Search the records that follow and extract every line containing the string "乙树形态差异的非生物因素主要是阳光等".

▸ RECORD EXTRACTS
— START —
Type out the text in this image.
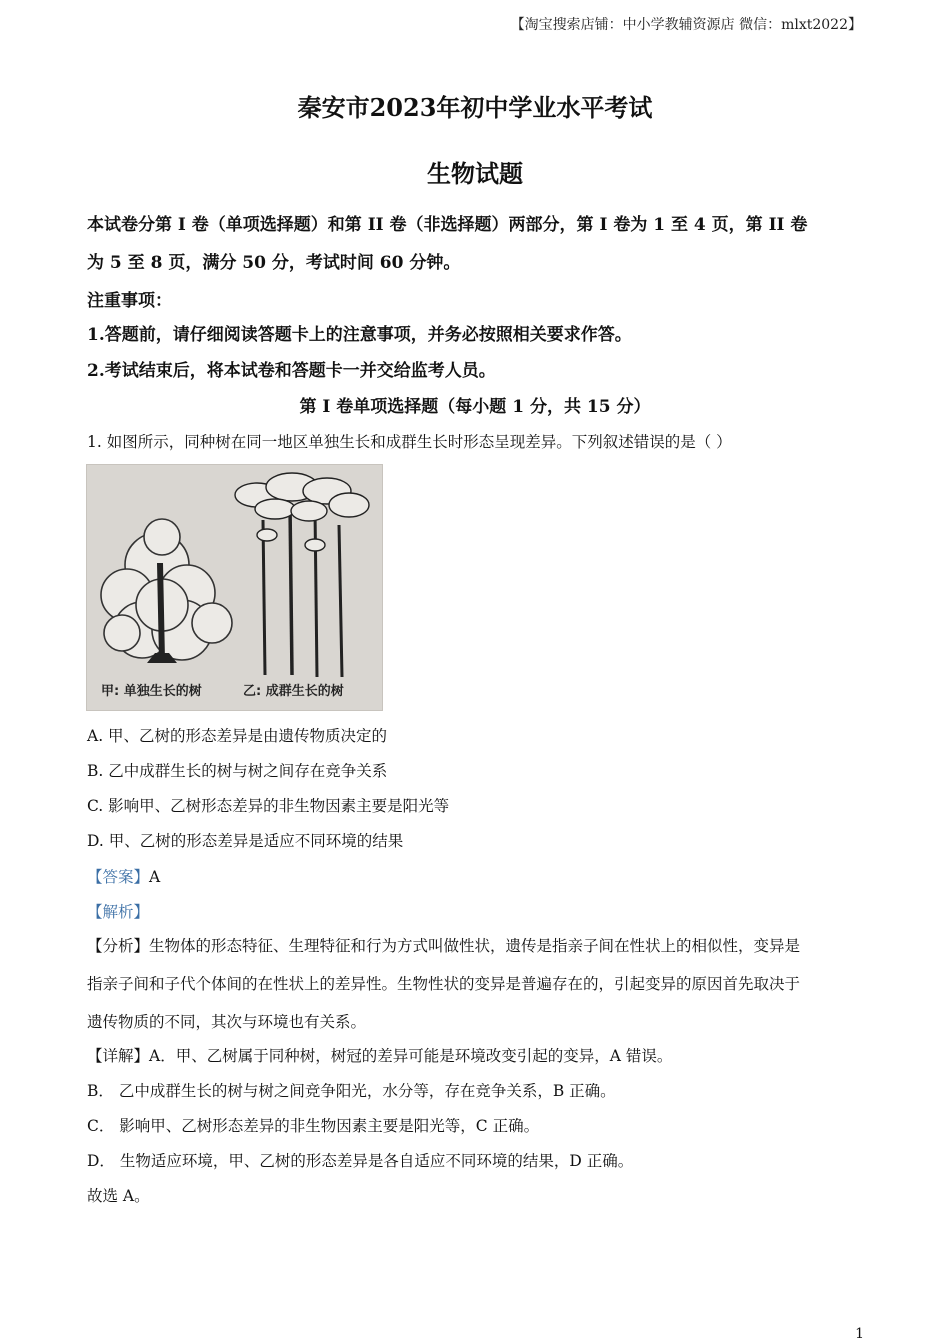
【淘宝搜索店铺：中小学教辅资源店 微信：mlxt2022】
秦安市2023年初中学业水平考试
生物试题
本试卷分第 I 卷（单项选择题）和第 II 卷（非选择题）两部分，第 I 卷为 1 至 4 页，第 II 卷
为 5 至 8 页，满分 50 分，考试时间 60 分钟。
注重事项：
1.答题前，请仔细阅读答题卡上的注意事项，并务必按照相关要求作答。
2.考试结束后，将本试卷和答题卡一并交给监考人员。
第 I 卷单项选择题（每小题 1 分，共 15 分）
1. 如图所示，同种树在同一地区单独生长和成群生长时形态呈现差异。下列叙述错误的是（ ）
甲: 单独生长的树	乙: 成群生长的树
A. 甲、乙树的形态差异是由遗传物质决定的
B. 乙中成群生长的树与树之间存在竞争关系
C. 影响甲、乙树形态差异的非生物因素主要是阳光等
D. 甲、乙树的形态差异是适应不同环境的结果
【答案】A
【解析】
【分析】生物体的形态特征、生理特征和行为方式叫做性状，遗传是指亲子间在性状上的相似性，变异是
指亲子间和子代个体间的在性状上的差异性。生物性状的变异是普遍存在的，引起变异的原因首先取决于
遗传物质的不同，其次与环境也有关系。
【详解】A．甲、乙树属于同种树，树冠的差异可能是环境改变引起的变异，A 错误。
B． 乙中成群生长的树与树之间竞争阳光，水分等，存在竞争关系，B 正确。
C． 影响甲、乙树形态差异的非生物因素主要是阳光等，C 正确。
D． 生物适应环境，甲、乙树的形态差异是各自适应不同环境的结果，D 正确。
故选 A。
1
— END —
— START —
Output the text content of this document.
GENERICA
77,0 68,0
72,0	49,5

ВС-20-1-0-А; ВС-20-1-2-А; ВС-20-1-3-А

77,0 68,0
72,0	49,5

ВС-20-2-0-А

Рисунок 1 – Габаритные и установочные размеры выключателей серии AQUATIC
— END —
▸ OUTPUT OF THE TASK
C. 影响甲、乙树形态差异的非生物因素主要是阳光等
C． 影响甲、乙树形态差异的非生物因素主要是阳光等，C 正确。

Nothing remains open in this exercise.